### SOURCE RECORDS ###

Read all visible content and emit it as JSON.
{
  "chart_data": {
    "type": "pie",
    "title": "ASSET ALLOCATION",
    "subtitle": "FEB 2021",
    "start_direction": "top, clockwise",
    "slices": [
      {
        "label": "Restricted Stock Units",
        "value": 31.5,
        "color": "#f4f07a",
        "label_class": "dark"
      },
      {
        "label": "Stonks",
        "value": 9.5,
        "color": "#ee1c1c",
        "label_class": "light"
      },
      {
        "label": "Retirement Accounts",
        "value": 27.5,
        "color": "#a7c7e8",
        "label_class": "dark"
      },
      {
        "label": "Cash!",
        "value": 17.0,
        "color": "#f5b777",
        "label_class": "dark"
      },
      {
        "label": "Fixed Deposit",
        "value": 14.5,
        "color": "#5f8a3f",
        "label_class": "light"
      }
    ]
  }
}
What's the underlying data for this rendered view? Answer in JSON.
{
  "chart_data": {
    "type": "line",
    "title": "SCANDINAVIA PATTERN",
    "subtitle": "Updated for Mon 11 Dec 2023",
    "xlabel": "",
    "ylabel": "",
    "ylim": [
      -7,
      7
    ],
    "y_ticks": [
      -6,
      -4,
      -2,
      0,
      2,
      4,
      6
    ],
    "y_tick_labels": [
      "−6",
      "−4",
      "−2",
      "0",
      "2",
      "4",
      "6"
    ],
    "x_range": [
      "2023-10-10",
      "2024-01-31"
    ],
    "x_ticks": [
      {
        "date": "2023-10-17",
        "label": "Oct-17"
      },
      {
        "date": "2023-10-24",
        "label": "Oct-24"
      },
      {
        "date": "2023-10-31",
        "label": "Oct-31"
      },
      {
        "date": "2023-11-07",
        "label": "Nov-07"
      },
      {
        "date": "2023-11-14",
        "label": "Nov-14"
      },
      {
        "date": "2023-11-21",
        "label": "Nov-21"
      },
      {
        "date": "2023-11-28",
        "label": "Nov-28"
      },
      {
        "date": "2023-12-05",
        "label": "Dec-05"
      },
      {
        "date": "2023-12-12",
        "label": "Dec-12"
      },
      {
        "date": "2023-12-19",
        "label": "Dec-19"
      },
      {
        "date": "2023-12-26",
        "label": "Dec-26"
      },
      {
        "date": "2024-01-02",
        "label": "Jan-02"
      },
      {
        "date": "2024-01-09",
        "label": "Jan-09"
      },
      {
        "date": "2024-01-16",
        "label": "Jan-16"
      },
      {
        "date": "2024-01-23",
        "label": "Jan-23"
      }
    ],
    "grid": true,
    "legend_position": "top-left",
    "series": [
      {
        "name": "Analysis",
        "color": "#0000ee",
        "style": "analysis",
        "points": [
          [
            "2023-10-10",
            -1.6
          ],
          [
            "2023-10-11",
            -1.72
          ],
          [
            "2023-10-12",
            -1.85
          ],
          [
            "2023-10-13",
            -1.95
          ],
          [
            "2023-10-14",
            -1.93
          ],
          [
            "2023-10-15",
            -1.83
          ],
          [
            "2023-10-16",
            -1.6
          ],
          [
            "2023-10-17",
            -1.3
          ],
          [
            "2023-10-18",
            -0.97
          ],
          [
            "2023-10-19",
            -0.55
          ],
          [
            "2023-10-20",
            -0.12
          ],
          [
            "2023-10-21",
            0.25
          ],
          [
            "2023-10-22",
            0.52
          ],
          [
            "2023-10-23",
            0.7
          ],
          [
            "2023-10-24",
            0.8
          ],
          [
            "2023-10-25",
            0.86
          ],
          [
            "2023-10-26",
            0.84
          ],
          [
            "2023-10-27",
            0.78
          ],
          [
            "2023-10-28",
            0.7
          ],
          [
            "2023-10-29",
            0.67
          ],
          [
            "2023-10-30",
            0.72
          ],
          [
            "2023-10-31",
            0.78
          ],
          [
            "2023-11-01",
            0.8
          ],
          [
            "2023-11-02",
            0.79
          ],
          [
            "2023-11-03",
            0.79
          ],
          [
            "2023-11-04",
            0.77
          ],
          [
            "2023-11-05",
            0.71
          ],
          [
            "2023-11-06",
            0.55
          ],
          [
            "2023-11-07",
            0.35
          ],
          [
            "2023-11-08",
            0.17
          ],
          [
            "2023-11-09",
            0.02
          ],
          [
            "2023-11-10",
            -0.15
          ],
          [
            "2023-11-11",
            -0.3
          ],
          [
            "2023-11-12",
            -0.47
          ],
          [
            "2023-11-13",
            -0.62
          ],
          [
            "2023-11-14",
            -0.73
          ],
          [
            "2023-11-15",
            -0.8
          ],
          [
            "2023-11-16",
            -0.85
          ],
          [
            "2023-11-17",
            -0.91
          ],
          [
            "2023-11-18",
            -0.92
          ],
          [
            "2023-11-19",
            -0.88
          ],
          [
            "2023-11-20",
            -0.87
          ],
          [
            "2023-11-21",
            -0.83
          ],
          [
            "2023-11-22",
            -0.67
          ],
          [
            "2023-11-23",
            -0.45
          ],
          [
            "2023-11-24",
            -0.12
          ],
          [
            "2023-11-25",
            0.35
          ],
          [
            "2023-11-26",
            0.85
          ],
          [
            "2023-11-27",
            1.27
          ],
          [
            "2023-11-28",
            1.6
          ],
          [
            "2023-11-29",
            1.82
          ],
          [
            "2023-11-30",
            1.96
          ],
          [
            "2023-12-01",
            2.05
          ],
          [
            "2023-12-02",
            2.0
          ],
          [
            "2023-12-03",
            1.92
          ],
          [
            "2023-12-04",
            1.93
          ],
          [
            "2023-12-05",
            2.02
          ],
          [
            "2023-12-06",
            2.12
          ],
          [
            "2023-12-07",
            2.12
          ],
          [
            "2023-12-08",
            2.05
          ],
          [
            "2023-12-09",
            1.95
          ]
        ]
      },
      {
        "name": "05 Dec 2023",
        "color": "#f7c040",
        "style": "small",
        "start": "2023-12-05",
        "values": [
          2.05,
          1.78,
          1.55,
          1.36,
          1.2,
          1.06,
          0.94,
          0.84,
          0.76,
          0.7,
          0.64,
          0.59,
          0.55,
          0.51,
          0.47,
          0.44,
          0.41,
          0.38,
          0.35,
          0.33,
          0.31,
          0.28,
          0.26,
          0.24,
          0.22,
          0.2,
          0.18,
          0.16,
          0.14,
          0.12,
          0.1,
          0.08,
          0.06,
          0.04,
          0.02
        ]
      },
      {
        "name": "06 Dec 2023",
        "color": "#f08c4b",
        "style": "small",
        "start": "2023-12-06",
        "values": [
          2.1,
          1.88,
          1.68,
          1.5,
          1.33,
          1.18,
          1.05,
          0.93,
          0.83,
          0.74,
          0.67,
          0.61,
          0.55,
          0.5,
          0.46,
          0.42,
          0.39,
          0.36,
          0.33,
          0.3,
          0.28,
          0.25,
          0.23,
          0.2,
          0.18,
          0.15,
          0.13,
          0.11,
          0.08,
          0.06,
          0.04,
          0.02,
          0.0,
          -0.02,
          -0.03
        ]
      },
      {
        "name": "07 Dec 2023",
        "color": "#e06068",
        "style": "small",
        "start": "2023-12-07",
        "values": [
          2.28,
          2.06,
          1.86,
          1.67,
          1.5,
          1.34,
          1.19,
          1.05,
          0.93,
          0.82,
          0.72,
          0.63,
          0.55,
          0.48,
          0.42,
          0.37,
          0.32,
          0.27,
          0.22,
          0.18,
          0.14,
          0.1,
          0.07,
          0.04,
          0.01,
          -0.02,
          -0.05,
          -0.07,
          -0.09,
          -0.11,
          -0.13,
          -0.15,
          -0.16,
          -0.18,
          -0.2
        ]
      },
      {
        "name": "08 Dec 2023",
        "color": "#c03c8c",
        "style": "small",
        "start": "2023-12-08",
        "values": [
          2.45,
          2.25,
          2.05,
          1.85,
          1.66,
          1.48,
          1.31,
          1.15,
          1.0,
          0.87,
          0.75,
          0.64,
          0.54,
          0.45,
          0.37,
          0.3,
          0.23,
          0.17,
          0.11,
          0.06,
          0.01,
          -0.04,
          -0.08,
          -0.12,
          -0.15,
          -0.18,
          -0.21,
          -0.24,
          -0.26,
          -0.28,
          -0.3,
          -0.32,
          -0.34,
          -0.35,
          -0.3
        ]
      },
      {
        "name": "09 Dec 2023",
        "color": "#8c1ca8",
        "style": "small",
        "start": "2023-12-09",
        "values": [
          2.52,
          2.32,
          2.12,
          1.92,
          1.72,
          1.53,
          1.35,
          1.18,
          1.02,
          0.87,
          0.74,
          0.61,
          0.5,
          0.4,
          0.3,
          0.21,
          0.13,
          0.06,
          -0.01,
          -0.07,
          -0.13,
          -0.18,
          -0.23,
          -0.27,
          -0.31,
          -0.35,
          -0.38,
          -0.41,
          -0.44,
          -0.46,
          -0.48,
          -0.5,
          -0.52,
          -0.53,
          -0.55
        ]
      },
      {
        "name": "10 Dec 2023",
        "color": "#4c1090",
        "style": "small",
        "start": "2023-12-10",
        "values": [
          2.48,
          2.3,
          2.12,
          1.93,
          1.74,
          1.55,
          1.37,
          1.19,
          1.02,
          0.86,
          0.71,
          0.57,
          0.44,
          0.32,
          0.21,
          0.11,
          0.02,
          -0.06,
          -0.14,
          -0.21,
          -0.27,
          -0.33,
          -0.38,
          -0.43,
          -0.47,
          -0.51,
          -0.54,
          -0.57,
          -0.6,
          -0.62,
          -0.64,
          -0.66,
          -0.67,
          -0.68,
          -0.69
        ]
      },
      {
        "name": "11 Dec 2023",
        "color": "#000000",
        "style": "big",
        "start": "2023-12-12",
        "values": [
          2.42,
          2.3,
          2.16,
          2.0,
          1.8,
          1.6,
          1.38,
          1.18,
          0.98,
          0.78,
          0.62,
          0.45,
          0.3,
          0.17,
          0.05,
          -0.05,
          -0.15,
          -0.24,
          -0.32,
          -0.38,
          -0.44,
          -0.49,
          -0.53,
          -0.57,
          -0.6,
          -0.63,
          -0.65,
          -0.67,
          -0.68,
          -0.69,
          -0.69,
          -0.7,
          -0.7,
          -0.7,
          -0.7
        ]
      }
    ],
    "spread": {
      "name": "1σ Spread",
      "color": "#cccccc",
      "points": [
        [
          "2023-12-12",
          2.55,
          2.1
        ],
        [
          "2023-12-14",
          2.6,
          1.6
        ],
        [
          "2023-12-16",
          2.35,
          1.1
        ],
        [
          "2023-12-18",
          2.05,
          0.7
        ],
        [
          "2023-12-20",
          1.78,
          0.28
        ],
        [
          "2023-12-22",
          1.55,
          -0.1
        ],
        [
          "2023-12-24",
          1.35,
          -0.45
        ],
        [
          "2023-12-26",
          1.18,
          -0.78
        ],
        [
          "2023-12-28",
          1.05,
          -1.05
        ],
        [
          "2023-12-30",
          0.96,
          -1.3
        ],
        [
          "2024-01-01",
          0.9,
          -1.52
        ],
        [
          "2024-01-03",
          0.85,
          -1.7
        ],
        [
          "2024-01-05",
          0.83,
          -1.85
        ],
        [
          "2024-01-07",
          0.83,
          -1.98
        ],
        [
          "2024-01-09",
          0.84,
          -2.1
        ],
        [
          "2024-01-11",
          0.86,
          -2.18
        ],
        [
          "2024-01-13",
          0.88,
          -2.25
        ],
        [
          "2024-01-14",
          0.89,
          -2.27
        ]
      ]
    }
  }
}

###

SET EXERCISE.
Tell how many lines include "subtitle". The number is the whole answer.

REPLY TO THE EXERCISE.
2